- Given problem: Identify the lines holding "were" and copy them.

* * *

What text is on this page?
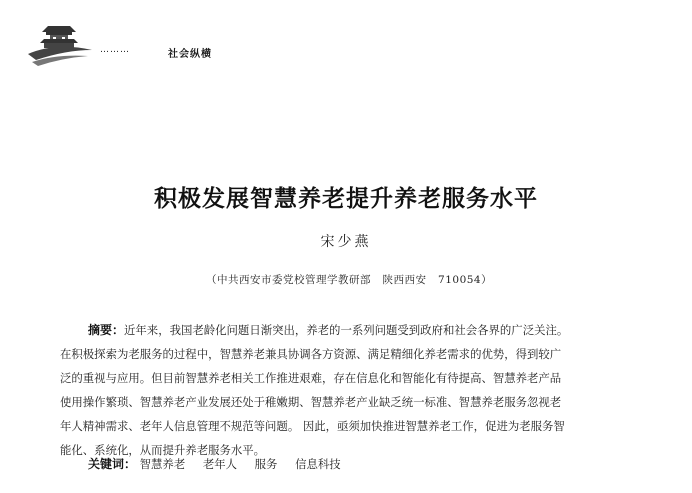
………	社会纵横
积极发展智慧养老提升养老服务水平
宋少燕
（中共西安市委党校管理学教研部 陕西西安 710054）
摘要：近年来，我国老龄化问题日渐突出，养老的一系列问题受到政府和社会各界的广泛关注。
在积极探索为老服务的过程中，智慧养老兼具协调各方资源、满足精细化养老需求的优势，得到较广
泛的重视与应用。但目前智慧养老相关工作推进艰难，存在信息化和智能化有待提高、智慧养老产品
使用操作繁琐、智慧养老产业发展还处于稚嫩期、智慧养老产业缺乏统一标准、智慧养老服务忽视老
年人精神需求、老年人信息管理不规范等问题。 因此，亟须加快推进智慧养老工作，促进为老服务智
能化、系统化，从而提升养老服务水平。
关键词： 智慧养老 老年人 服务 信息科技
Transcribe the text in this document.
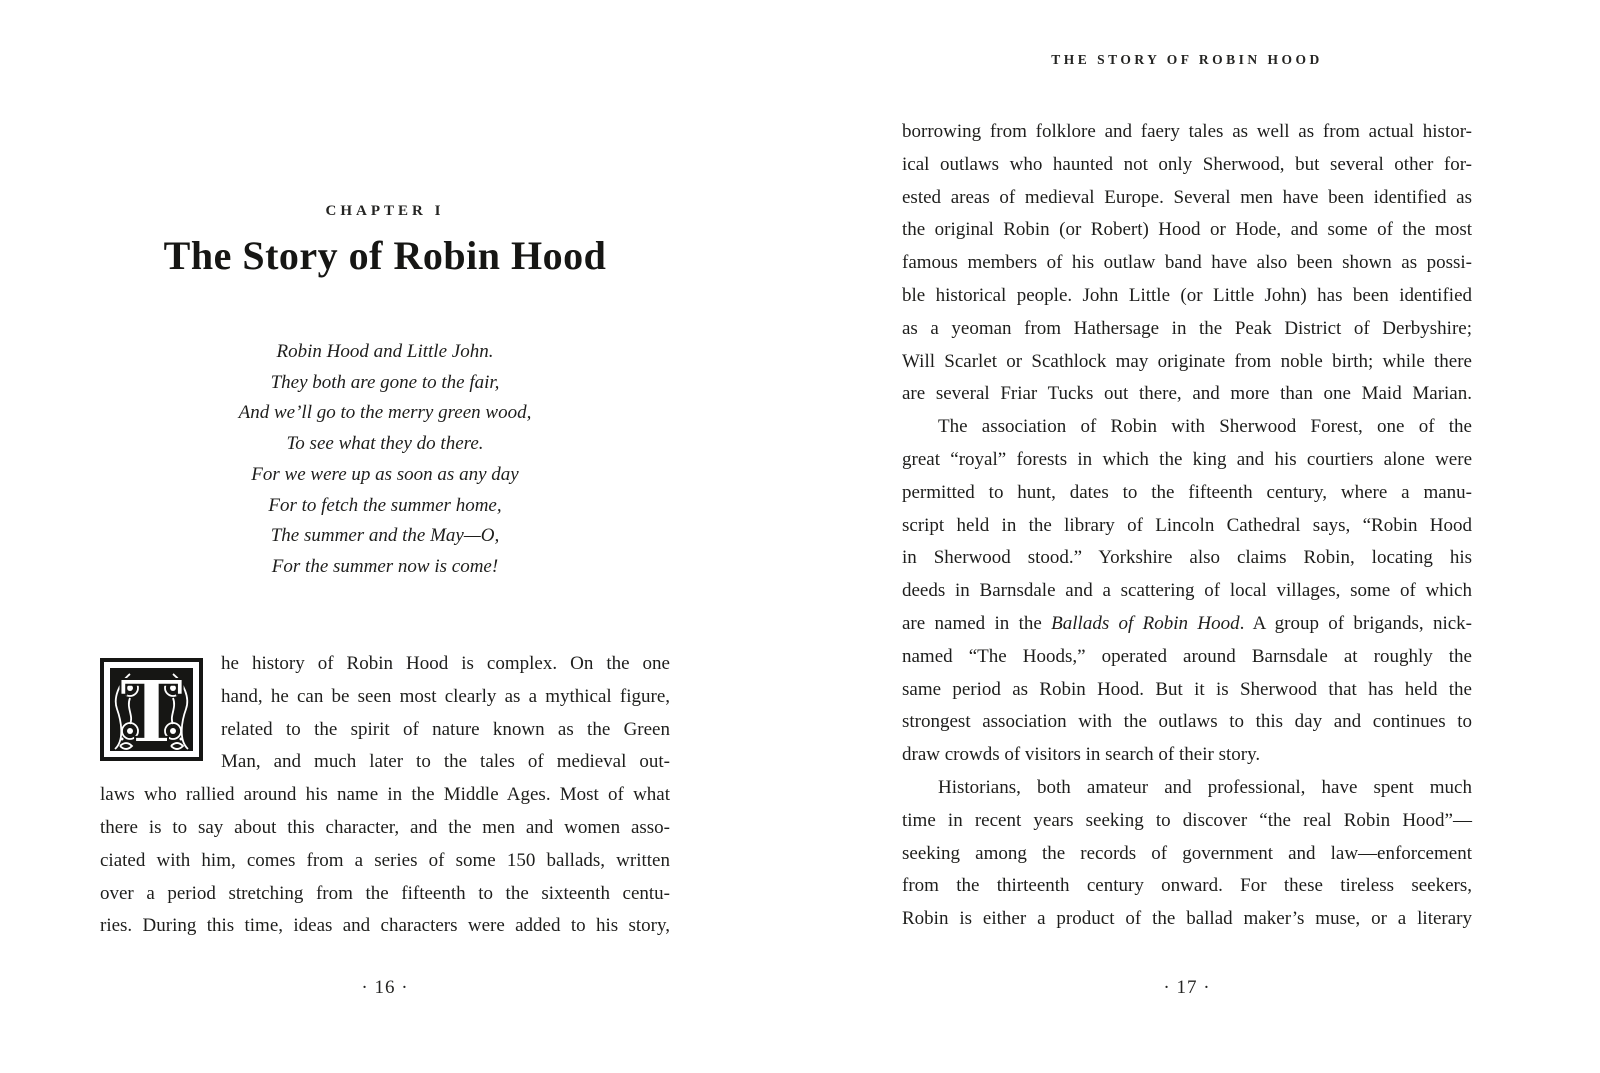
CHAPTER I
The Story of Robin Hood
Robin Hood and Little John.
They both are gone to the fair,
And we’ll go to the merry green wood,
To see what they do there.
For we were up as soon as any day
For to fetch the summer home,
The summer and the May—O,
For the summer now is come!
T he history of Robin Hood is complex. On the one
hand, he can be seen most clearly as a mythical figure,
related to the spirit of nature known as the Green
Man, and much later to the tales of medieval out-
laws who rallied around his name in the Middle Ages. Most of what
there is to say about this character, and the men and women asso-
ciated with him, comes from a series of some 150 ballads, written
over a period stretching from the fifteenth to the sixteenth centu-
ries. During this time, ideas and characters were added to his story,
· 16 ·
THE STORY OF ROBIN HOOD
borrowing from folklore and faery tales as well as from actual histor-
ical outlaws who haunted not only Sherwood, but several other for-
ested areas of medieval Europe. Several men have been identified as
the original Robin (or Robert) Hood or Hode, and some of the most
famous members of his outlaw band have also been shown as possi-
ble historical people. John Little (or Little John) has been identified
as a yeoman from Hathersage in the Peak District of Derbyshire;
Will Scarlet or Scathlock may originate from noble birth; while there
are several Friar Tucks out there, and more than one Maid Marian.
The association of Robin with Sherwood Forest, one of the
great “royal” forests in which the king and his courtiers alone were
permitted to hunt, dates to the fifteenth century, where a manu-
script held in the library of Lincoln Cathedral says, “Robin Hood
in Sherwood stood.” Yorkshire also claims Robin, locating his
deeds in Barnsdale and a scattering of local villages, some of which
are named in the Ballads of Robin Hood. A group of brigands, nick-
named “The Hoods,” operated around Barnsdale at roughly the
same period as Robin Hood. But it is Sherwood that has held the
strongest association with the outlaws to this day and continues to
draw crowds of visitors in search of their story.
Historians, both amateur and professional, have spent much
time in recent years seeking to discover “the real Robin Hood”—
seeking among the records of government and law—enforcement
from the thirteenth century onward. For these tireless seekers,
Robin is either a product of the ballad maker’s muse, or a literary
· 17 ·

* * *

- Result of this exercise:
For we were up as soon as any day
ries. During this time, ideas and characters were added to his story,
great “royal” forests in which the king and his courtiers alone were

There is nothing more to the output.